--- start Source data ---
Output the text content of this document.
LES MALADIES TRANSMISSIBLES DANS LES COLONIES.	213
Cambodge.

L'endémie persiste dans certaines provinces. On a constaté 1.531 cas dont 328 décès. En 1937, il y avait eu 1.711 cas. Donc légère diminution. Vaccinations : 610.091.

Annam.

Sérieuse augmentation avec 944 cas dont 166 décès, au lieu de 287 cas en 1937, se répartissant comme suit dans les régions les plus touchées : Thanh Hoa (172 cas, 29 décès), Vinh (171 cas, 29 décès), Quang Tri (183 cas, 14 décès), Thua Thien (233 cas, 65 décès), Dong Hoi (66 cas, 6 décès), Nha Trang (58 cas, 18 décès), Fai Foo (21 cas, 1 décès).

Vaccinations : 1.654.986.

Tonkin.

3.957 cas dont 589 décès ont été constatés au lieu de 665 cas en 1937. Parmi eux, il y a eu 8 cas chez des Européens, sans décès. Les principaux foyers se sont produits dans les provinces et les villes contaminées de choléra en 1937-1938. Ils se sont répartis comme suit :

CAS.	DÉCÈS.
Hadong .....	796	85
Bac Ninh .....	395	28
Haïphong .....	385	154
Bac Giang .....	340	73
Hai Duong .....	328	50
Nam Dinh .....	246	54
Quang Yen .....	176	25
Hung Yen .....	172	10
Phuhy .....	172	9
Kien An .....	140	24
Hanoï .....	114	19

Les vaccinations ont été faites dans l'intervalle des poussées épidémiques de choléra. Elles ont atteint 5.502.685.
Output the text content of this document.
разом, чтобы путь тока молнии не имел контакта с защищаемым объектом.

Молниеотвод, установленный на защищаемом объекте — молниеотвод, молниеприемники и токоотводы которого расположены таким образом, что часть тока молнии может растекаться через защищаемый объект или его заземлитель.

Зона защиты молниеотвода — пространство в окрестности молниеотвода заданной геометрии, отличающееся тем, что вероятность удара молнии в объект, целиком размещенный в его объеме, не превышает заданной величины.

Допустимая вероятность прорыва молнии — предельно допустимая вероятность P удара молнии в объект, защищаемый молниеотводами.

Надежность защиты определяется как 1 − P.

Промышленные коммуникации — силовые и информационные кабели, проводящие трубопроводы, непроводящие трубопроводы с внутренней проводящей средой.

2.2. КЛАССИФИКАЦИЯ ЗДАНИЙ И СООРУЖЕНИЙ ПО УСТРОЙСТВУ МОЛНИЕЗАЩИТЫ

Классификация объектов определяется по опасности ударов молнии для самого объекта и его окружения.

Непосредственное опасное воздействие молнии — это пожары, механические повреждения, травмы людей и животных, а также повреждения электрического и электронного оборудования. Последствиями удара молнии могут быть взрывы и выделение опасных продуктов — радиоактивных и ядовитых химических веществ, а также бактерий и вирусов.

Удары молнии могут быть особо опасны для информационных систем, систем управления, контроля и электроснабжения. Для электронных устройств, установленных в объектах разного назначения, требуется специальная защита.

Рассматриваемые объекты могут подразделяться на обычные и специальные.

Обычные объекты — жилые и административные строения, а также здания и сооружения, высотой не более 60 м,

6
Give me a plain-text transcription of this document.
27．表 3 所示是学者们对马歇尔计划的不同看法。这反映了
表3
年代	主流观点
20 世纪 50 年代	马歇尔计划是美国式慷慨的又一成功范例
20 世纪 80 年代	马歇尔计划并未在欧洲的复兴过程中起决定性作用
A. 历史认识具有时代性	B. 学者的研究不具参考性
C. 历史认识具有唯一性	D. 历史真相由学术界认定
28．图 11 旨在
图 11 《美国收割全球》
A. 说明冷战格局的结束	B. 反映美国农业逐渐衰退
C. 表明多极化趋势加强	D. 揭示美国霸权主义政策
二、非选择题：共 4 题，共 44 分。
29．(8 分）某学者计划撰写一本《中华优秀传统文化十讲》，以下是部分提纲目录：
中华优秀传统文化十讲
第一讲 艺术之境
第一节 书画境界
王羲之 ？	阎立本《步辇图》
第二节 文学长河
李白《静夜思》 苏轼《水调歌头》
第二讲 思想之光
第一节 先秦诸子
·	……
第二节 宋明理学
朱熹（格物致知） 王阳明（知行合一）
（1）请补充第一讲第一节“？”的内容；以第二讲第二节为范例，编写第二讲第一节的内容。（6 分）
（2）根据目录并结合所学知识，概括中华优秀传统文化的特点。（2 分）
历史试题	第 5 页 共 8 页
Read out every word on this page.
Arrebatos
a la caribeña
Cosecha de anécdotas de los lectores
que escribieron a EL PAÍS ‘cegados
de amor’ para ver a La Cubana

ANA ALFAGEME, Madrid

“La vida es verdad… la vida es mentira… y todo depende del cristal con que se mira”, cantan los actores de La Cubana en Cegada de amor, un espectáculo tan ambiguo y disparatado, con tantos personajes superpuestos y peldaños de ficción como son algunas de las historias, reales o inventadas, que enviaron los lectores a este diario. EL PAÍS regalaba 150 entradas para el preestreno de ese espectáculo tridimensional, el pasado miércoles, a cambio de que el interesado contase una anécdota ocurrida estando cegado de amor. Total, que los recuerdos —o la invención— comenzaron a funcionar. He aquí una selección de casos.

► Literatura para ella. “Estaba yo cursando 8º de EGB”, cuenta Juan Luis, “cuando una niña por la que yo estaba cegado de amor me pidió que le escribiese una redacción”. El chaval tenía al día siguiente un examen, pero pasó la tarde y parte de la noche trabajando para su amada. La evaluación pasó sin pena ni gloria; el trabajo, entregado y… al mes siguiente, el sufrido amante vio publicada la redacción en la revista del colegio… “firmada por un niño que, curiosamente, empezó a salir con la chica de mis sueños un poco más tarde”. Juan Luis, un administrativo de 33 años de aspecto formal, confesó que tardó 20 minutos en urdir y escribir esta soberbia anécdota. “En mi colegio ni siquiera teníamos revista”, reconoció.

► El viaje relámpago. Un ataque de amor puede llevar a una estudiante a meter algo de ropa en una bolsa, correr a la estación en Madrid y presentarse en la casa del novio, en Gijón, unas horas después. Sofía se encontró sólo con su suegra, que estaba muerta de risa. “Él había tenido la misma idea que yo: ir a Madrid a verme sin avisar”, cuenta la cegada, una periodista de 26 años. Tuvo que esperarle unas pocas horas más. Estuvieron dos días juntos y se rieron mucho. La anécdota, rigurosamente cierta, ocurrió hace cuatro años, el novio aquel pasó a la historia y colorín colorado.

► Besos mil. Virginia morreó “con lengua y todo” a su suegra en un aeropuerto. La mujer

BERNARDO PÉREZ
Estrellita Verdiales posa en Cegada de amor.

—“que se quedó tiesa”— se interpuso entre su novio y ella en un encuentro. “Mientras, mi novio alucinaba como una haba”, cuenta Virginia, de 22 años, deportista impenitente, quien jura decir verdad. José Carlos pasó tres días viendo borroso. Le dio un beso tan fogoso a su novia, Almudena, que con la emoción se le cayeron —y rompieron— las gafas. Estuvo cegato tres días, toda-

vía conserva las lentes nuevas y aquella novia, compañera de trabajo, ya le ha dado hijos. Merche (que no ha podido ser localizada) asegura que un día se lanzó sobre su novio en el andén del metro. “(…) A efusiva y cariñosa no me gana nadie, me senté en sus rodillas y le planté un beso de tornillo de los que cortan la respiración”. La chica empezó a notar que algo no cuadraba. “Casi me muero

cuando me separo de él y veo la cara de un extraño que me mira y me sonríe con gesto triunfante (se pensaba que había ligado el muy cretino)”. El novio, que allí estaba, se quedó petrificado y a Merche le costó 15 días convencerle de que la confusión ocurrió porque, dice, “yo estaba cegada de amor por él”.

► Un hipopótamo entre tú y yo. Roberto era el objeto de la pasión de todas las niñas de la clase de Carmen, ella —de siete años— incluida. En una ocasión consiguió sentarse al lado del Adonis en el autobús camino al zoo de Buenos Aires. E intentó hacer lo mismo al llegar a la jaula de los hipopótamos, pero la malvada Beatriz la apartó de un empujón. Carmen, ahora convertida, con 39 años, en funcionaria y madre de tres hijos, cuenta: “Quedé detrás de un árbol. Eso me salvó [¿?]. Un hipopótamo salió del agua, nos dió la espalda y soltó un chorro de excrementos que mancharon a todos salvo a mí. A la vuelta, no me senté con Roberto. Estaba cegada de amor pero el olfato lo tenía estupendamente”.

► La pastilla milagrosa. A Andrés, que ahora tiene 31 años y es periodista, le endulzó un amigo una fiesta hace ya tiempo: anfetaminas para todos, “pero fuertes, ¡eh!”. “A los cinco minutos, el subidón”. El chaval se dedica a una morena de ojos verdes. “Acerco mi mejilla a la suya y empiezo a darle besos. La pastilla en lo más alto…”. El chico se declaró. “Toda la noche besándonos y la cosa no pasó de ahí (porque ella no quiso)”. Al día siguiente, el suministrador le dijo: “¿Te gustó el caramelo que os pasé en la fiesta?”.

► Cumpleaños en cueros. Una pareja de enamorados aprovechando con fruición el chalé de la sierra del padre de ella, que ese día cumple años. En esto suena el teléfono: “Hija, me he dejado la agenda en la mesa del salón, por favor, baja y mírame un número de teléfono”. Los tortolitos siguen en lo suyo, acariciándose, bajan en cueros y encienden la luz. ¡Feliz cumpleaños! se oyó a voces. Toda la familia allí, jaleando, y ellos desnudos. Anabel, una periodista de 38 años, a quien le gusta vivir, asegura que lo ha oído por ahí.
--- end Source data ---
Return each line where "также" shows up.

Непосредственное опасное воздействие молнии — это пожары, механические повреждения, травмы людей и животных, а также повреждения электрического и электронного оборудования. Последствиями удара молнии могут быть взрывы и выделение опасных продуктов — радиоактивных и ядовитых химических веществ, а также бактерий и вирусов.
Обычные объекты — жилые и административные строения, а также здания и сооружения, высотой не более 60 м,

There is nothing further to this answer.